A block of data

══════════════════════════════

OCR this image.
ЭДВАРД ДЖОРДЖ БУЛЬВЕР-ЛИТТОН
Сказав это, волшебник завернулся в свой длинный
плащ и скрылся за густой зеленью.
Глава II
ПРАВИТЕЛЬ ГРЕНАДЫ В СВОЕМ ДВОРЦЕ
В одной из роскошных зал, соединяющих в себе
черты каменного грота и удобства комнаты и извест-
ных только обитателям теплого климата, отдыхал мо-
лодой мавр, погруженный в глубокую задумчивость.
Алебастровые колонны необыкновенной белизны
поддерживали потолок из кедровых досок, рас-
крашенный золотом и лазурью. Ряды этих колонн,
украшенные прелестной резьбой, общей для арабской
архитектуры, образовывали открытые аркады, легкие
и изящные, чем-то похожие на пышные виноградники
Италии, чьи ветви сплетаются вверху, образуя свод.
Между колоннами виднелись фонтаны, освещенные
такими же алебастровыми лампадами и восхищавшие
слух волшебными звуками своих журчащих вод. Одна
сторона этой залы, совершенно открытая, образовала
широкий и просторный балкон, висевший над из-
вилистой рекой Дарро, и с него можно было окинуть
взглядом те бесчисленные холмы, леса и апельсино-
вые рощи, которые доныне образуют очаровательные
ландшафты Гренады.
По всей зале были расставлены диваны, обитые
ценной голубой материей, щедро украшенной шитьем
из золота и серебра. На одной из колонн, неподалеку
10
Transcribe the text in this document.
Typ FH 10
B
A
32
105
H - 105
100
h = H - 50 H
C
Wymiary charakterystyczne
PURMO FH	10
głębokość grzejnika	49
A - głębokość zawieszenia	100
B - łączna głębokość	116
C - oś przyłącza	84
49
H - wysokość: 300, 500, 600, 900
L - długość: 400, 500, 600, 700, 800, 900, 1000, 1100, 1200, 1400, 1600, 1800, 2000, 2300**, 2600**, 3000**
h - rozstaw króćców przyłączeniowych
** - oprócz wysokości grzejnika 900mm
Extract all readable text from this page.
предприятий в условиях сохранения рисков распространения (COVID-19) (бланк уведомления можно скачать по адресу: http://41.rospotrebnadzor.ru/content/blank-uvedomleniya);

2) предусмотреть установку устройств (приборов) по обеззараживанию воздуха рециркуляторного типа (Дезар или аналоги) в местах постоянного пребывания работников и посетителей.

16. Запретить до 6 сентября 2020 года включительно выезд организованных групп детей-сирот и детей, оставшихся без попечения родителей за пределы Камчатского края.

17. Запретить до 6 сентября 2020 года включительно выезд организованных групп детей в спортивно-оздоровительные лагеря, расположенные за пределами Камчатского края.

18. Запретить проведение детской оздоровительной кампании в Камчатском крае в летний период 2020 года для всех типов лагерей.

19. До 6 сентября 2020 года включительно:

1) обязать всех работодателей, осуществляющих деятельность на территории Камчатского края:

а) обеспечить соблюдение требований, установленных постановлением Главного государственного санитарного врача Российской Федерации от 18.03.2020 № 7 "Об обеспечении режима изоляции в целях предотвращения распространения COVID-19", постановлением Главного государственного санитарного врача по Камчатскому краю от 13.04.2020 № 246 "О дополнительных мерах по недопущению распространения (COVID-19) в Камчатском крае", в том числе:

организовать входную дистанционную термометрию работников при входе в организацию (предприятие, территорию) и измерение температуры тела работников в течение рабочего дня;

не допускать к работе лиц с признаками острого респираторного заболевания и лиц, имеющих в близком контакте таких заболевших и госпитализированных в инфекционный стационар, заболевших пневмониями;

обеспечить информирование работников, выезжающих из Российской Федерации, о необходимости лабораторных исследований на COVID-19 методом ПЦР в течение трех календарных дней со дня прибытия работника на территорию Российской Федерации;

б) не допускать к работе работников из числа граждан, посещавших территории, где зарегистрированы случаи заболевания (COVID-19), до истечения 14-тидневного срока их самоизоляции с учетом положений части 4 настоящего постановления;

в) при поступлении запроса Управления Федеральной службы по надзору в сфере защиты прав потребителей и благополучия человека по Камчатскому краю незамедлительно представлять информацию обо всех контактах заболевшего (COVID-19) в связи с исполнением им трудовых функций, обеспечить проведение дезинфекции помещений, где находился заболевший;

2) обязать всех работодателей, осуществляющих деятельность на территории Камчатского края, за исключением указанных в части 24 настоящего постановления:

══════════════════════════════

### PROMPT
Every line that holds the word "text" should be extracted.

### RESPONSE TO THIS TASK
Transcribe the text in this document.
Extract all readable text from this page.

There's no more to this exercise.